* WHAT THE TASK ASKS *
Transcribe the records below in full; pictures stay out of the copy.

Excerpt from a dataset
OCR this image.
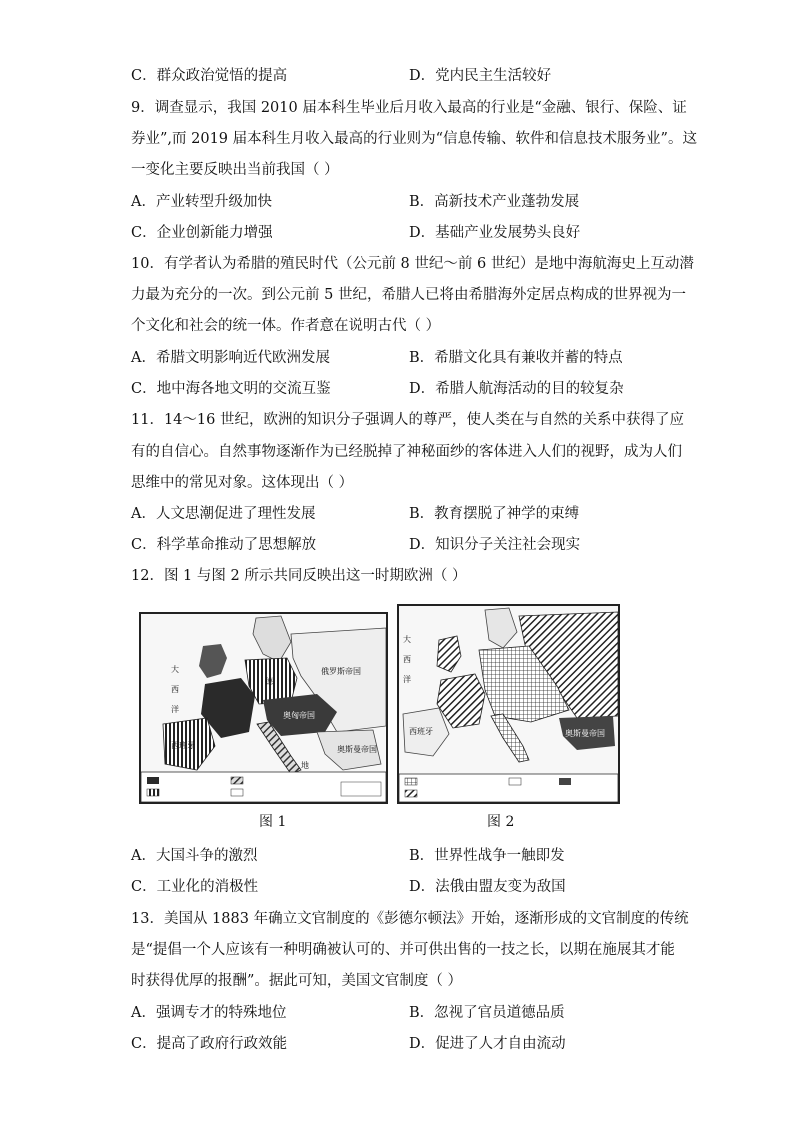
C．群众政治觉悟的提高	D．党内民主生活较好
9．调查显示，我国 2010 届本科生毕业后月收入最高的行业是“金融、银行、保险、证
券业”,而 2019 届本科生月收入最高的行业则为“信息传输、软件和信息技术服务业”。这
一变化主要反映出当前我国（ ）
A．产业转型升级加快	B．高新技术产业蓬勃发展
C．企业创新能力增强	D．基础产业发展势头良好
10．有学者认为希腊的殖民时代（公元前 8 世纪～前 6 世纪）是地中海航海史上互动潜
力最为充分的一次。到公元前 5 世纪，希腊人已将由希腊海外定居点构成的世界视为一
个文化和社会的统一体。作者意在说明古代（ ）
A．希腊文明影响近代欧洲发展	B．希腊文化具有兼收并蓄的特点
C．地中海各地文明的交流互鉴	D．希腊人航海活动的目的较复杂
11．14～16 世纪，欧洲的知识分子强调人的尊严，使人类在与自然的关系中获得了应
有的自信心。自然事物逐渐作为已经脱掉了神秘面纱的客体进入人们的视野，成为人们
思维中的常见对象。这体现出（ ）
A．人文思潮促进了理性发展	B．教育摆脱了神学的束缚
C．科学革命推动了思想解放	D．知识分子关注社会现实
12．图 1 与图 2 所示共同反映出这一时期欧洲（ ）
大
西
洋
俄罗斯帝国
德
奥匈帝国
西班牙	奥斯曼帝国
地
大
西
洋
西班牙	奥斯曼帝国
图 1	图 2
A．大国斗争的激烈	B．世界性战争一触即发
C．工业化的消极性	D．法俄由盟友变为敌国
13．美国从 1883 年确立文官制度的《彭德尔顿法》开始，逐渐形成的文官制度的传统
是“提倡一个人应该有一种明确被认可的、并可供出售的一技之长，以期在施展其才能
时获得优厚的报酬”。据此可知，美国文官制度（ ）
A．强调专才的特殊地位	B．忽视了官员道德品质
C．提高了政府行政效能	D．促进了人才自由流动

* RESULT *
OCR this image.
C．群众政治觉悟的提高	D．党内民主生活较好
9．调查显示，我国 2010 届本科生毕业后月收入最高的行业是“金融、银行、保险、证
券业”,而 2019 届本科生月收入最高的行业则为“信息传输、软件和信息技术服务业”。这
一变化主要反映出当前我国（ ）
A．产业转型升级加快	B．高新技术产业蓬勃发展
C．企业创新能力增强	D．基础产业发展势头良好
10．有学者认为希腊的殖民时代（公元前 8 世纪～前 6 世纪）是地中海航海史上互动潜
力最为充分的一次。到公元前 5 世纪，希腊人已将由希腊海外定居点构成的世界视为一
个文化和社会的统一体。作者意在说明古代（ ）
A．希腊文明影响近代欧洲发展	B．希腊文化具有兼收并蓄的特点
C．地中海各地文明的交流互鉴	D．希腊人航海活动的目的较复杂
11．14～16 世纪，欧洲的知识分子强调人的尊严，使人类在与自然的关系中获得了应
有的自信心。自然事物逐渐作为已经脱掉了神秘面纱的客体进入人们的视野，成为人们
思维中的常见对象。这体现出（ ）
A．人文思潮促进了理性发展	B．教育摆脱了神学的束缚
C．科学革命推动了思想解放	D．知识分子关注社会现实
12．图 1 与图 2 所示共同反映出这一时期欧洲（ ）
大
西
洋
俄罗斯帝国
德
奥匈帝国
西班牙	奥斯曼帝国
地
大
西
洋
西班牙	奥斯曼帝国
图 1	图 2
A．大国斗争的激烈	B．世界性战争一触即发
C．工业化的消极性	D．法俄由盟友变为敌国
13．美国从 1883 年确立文官制度的《彭德尔顿法》开始，逐渐形成的文官制度的传统
是“提倡一个人应该有一种明确被认可的、并可供出售的一技之长，以期在施展其才能
时获得优厚的报酬”。据此可知，美国文官制度（ ）
A．强调专才的特殊地位	B．忽视了官员道德品质
C．提高了政府行政效能	D．促进了人才自由流动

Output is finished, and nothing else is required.